*RECORDS*.
^^^^^^^^^^^^^^^^

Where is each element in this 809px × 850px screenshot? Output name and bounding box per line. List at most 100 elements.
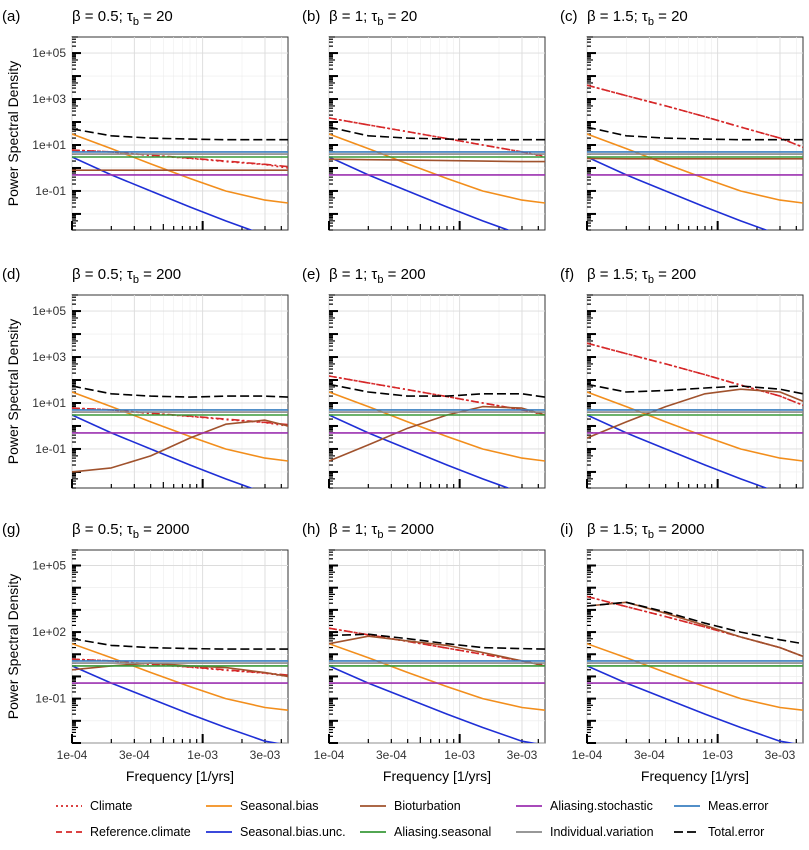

^^^^^^^^^^^^^^^^

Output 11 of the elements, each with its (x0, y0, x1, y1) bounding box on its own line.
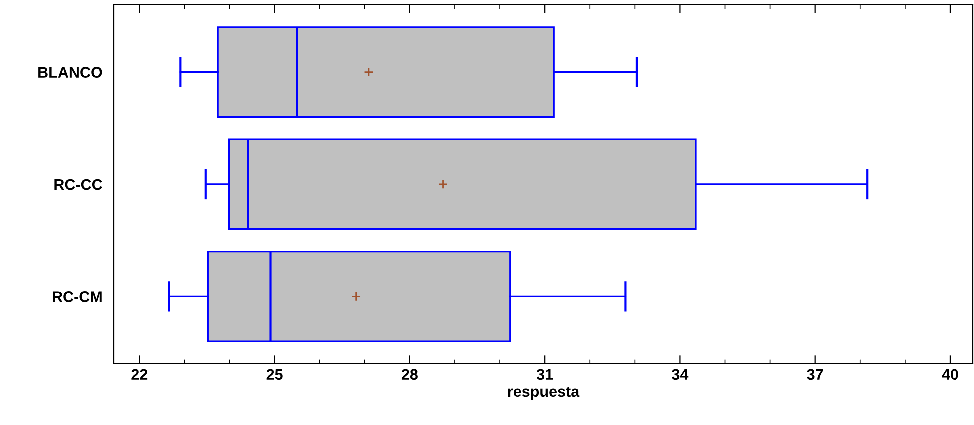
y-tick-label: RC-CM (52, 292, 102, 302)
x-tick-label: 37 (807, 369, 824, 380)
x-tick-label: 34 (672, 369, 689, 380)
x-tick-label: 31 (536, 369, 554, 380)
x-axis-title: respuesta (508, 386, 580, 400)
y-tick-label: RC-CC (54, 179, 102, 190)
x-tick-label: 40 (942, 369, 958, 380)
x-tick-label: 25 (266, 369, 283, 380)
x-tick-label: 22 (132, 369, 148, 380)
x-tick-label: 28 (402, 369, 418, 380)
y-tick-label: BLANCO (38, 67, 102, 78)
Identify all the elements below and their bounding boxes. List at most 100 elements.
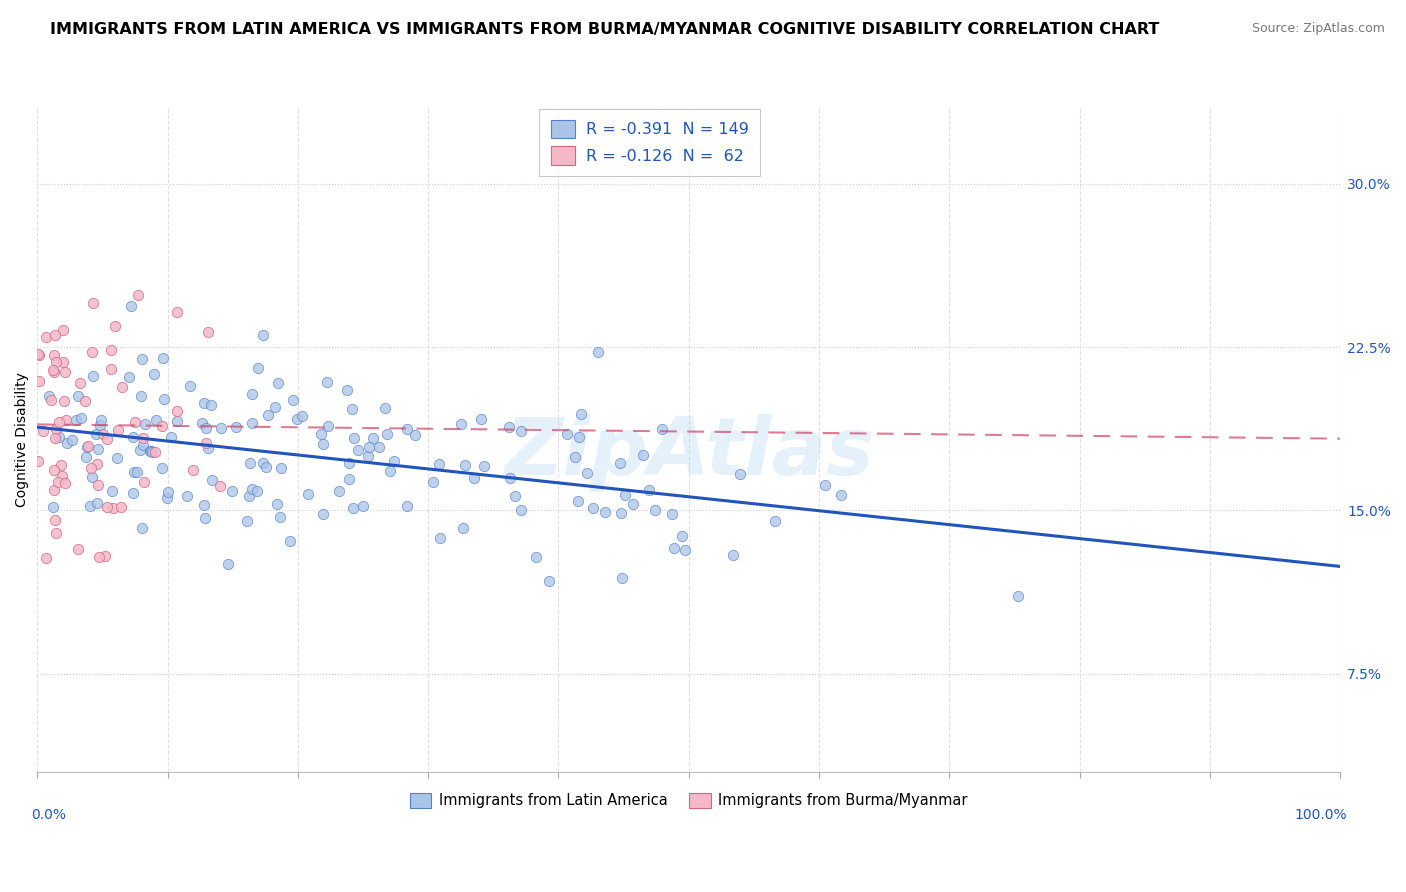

^^^^^^^^^^^^^^^^

Rewrite the part of the entries that opens with the line containing "Output 11 of" and closes with the line containing "x-axis-title: respuesta (508, 386, 580, 400)", replacing "bounding box" with "enclosing box" and leaving everything else unchanged. Omit the pictures from your answer.

Output 11 of the elements, each with its (x0, y0, x1, y1) enclosing box on its own line.
y-tick-label: RC-CM (52, 292, 102, 302)
x-tick-label: 37 (807, 369, 824, 380)
x-tick-label: 34 (672, 369, 689, 380)
x-tick-label: 31 (536, 369, 554, 380)
x-axis-title: respuesta (508, 386, 580, 400)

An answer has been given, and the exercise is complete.